[Start Given entries]

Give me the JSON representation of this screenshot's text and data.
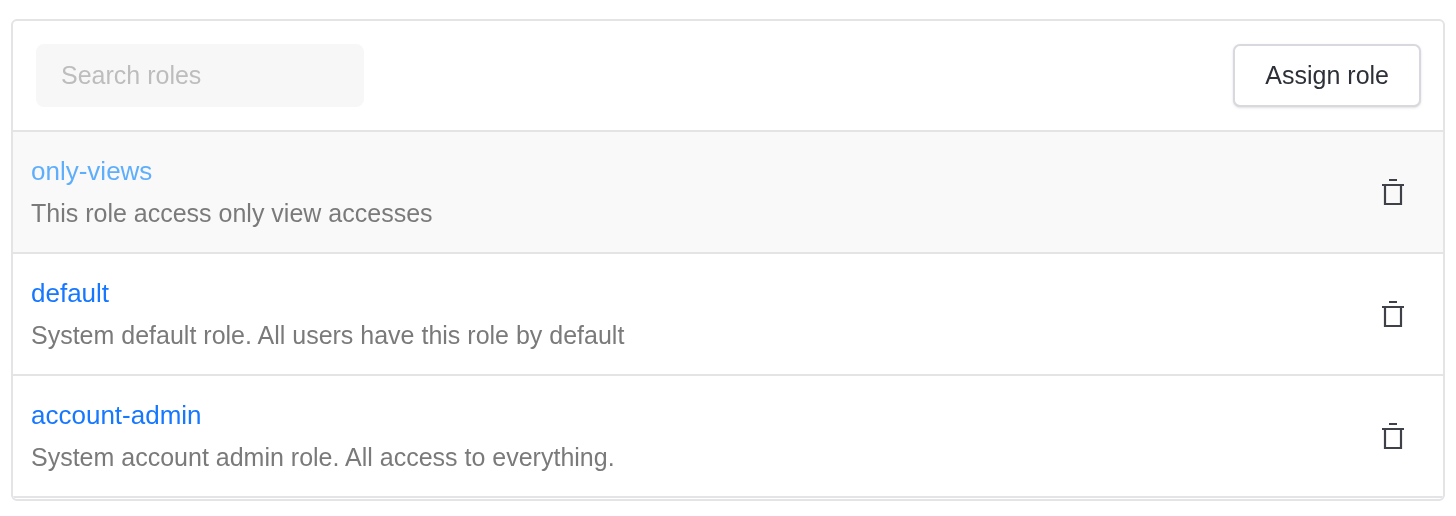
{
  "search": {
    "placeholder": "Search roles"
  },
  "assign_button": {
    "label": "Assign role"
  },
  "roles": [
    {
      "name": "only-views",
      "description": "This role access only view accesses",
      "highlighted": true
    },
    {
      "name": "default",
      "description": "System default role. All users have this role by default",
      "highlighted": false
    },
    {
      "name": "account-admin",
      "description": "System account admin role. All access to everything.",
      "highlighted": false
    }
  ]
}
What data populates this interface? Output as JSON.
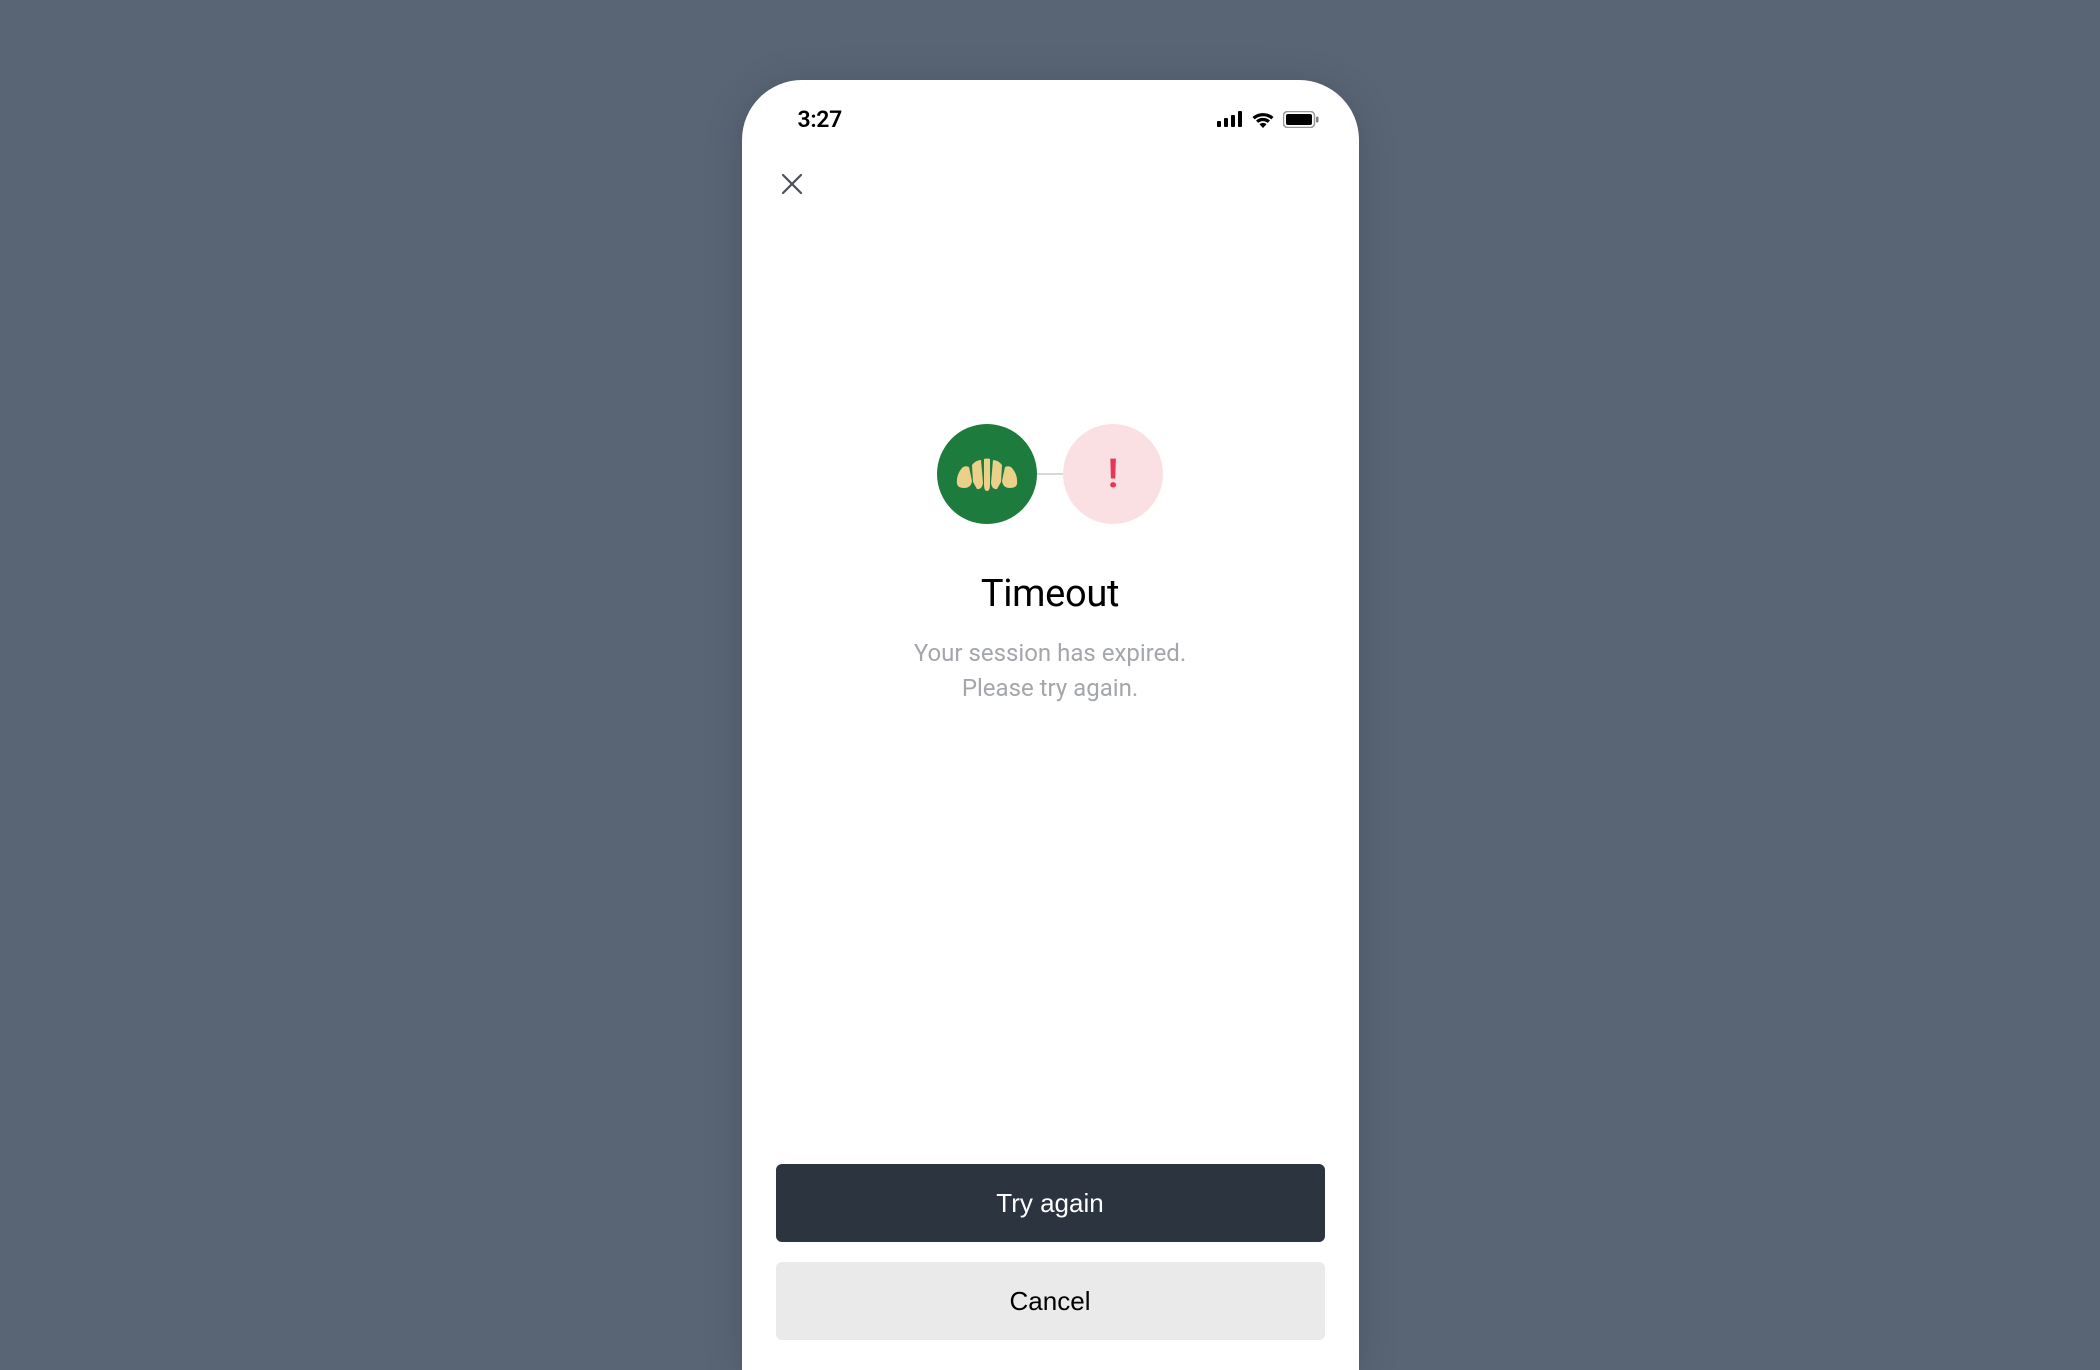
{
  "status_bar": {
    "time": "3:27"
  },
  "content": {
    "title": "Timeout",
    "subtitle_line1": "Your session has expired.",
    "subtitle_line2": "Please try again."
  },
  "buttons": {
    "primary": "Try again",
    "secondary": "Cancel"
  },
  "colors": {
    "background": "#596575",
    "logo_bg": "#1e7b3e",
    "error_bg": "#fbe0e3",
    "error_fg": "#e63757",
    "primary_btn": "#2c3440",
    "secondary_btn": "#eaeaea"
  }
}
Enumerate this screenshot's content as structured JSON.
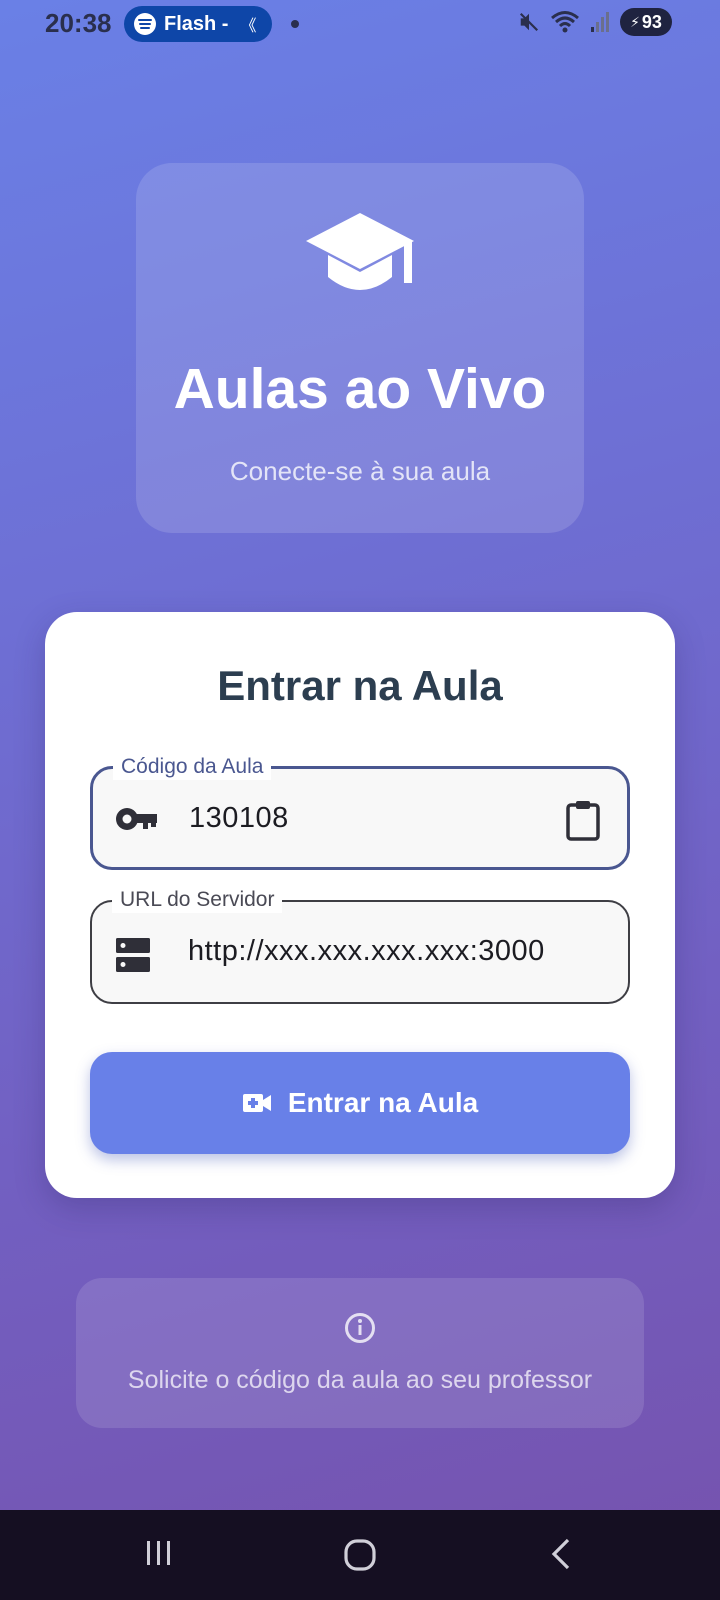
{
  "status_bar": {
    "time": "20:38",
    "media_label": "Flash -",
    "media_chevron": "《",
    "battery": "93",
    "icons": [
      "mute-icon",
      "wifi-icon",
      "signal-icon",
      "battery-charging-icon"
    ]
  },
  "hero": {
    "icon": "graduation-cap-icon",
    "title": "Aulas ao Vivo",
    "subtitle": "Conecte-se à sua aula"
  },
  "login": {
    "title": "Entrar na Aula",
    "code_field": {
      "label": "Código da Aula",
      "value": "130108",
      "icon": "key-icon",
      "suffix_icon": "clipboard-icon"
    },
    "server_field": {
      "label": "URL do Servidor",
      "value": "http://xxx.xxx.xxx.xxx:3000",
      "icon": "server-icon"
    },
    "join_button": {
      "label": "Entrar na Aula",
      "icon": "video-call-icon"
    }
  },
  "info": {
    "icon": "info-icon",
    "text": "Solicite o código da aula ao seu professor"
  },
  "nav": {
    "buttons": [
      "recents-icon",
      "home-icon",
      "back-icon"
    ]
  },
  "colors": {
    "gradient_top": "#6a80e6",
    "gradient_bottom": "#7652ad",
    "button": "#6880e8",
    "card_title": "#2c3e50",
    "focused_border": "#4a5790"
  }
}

[End Given entries]

Written instruction =
All of the material above is to be copied exactly, except for its images.

Task output =
Give me the JSON representation of this screenshot's text and data.
{
  "search": {
    "placeholder": "Search roles"
  },
  "assign_button": {
    "label": "Assign role"
  },
  "roles": [
    {
      "name": "only-views",
      "description": "This role access only view accesses",
      "highlighted": true
    },
    {
      "name": "default",
      "description": "System default role. All users have this role by default",
      "highlighted": false
    },
    {
      "name": "account-admin",
      "description": "System account admin role. All access to everything.",
      "highlighted": false
    }
  ]
}
What data populates this interface? Output as JSON.
{
  "status_bar": {
    "time": "3:27"
  },
  "content": {
    "title": "Timeout",
    "subtitle_line1": "Your session has expired.",
    "subtitle_line2": "Please try again."
  },
  "buttons": {
    "primary": "Try again",
    "secondary": "Cancel"
  },
  "colors": {
    "background": "#596575",
    "logo_bg": "#1e7b3e",
    "error_bg": "#fbe0e3",
    "error_fg": "#e63757",
    "primary_btn": "#2c3440",
    "secondary_btn": "#eaeaea"
  }
}
Enumerate this screenshot's content as structured JSON.
{
  "status_bar": {
    "time": "20:38",
    "media_label": "Flash -",
    "media_chevron": "《",
    "battery": "93",
    "icons": [
      "mute-icon",
      "wifi-icon",
      "signal-icon",
      "battery-charging-icon"
    ]
  },
  "hero": {
    "icon": "graduation-cap-icon",
    "title": "Aulas ao Vivo",
    "subtitle": "Conecte-se à sua aula"
  },
  "login": {
    "title": "Entrar na Aula",
    "code_field": {
      "label": "Código da Aula",
      "value": "130108",
      "icon": "key-icon",
      "suffix_icon": "clipboard-icon"
    },
    "server_field": {
      "label": "URL do Servidor",
      "value": "http://xxx.xxx.xxx.xxx:3000",
      "icon": "server-icon"
    },
    "join_button": {
      "label": "Entrar na Aula",
      "icon": "video-call-icon"
    }
  },
  "info": {
    "icon": "info-icon",
    "text": "Solicite o código da aula ao seu professor"
  },
  "nav": {
    "buttons": [
      "recents-icon",
      "home-icon",
      "back-icon"
    ]
  },
  "colors": {
    "gradient_top": "#6a80e6",
    "gradient_bottom": "#7652ad",
    "button": "#6880e8",
    "card_title": "#2c3e50",
    "focused_border": "#4a5790"
  }
}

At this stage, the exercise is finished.